THE PROBLEM ::
Tally each line where the word "type" occurs, then give only the total.
======== RAW RECORDS
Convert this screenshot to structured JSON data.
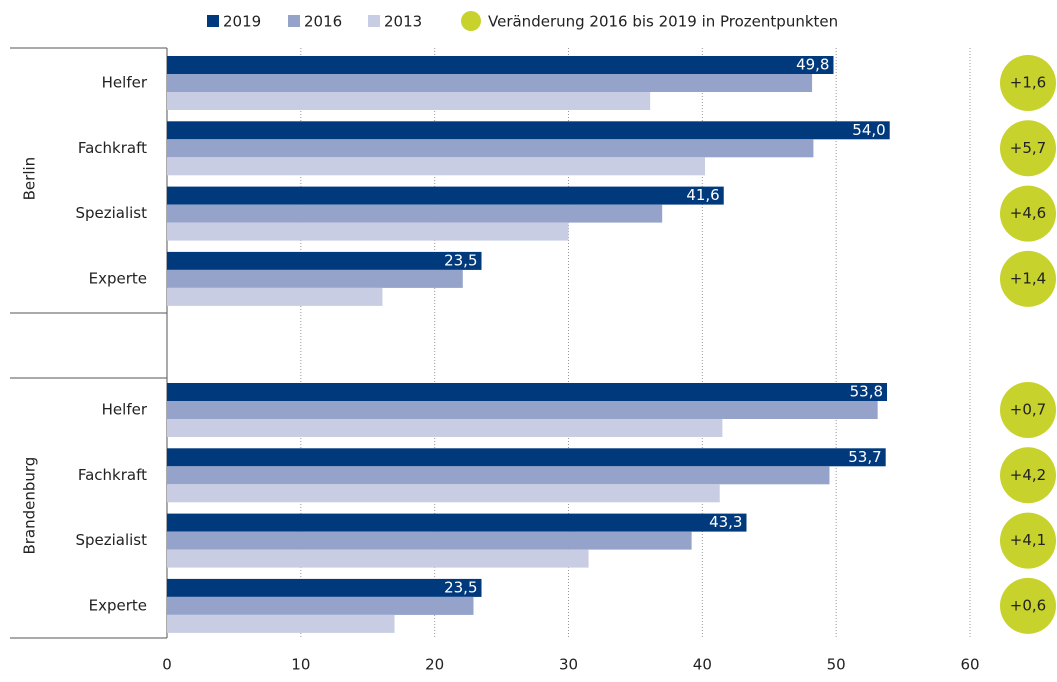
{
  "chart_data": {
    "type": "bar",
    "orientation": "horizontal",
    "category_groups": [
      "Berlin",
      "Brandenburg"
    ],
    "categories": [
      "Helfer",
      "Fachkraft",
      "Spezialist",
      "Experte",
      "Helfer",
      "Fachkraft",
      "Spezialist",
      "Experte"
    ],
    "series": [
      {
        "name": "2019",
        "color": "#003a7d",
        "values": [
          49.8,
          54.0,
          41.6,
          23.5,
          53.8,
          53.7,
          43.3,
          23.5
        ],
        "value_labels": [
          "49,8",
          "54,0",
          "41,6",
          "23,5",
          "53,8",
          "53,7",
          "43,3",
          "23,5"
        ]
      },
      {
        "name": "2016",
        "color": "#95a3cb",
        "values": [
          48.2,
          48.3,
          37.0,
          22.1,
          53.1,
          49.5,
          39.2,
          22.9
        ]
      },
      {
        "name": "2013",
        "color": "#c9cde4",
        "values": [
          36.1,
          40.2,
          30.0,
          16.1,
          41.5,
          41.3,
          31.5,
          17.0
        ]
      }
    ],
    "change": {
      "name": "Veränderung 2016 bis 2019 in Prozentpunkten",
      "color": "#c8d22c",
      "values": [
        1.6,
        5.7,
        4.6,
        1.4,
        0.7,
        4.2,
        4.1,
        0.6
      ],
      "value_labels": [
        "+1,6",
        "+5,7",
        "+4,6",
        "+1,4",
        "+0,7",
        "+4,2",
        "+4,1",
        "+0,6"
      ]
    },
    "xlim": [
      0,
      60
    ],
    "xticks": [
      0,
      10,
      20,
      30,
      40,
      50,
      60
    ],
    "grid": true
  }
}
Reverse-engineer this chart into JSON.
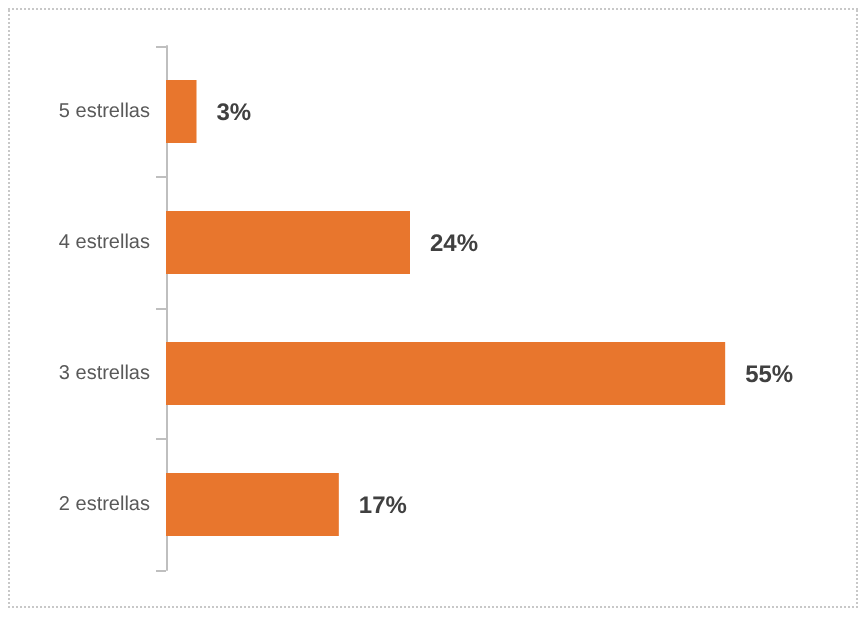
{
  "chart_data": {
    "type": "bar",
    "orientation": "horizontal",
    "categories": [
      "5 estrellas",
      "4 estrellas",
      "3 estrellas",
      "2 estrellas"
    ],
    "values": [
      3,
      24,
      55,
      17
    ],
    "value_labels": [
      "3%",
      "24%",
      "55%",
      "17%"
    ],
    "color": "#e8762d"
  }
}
================
======== RAW RECORDS
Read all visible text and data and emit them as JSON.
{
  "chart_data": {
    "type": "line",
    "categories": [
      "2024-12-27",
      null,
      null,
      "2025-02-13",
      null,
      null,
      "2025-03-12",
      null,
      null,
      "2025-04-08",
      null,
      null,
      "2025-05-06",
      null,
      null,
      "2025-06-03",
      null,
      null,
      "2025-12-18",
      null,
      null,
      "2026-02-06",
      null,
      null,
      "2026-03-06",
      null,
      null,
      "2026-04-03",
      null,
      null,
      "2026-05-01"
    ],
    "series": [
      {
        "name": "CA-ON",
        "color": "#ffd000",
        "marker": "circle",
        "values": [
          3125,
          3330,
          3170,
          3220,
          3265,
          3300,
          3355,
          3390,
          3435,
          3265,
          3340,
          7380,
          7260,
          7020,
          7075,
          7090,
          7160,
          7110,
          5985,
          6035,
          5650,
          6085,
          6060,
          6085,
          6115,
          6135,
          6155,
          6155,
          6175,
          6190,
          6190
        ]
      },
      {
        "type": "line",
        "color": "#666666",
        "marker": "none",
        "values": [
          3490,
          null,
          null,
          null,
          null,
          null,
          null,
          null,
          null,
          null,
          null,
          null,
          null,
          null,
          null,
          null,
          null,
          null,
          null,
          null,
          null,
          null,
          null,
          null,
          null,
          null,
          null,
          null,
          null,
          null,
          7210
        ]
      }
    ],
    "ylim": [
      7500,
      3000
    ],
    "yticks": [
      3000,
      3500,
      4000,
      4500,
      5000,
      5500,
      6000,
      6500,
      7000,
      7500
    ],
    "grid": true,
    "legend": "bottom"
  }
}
================
ANSWER TO THIS TASK ::
4